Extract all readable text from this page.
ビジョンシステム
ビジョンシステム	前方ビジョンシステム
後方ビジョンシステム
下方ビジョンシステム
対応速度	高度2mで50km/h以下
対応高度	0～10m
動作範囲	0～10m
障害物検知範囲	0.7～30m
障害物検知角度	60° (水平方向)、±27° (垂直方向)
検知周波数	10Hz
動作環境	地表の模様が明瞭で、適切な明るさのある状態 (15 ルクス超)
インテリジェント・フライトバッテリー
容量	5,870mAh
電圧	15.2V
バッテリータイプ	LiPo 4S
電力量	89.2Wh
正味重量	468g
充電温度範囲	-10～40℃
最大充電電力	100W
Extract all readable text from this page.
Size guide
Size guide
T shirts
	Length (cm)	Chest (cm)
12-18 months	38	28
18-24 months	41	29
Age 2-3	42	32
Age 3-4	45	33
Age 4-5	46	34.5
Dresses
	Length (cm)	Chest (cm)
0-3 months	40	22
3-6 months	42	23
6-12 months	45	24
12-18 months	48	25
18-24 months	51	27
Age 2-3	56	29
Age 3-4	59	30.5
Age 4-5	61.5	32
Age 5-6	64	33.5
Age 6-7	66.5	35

...

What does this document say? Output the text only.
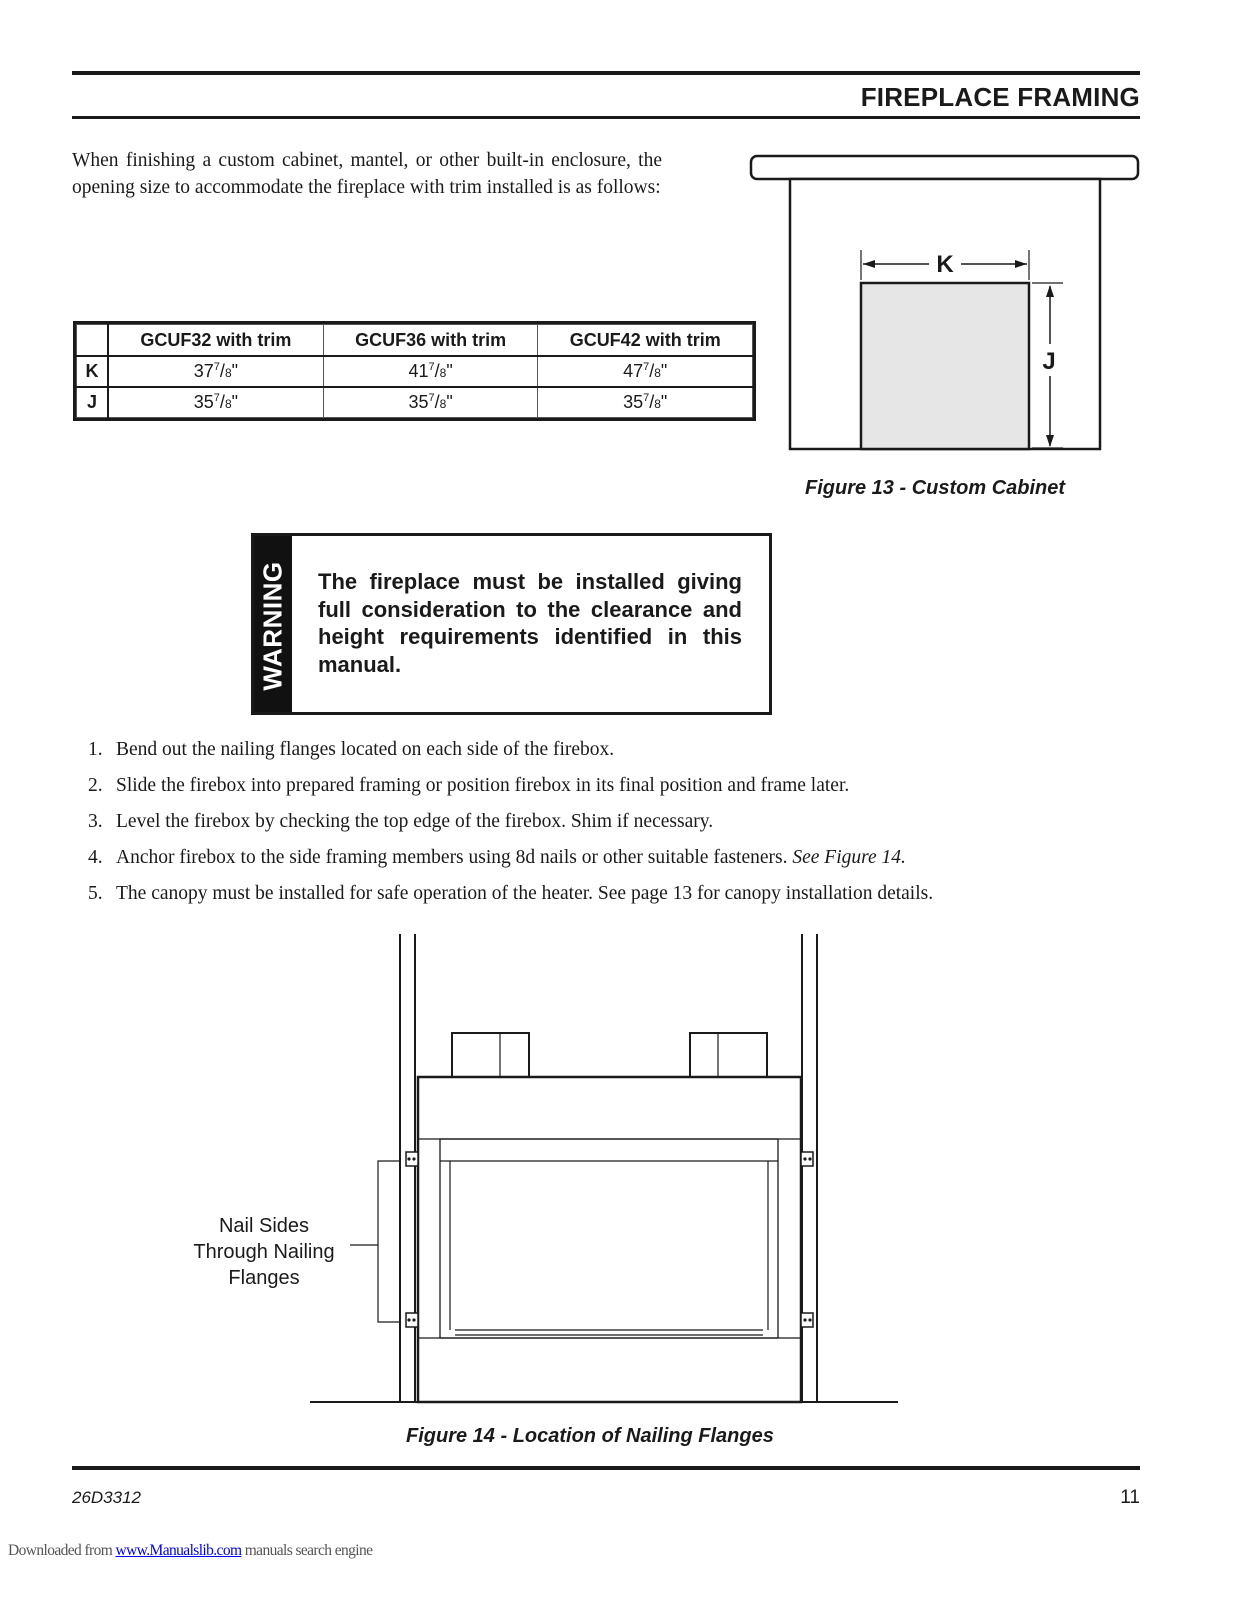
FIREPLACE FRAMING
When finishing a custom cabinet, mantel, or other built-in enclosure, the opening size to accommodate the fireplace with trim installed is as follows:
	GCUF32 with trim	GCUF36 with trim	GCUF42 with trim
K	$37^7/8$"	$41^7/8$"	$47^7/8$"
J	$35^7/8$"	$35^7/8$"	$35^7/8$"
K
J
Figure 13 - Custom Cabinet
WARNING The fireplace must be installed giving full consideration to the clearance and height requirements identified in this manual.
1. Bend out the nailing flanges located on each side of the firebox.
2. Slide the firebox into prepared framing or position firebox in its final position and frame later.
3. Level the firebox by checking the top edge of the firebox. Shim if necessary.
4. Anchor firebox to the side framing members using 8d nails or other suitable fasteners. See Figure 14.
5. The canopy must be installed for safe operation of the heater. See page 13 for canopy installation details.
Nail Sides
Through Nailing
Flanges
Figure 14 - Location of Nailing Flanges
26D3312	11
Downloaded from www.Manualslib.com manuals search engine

» **Required task**:
State how many lines of the listing include "Figure", and nothing more.

» **Solution to the exercise**:
3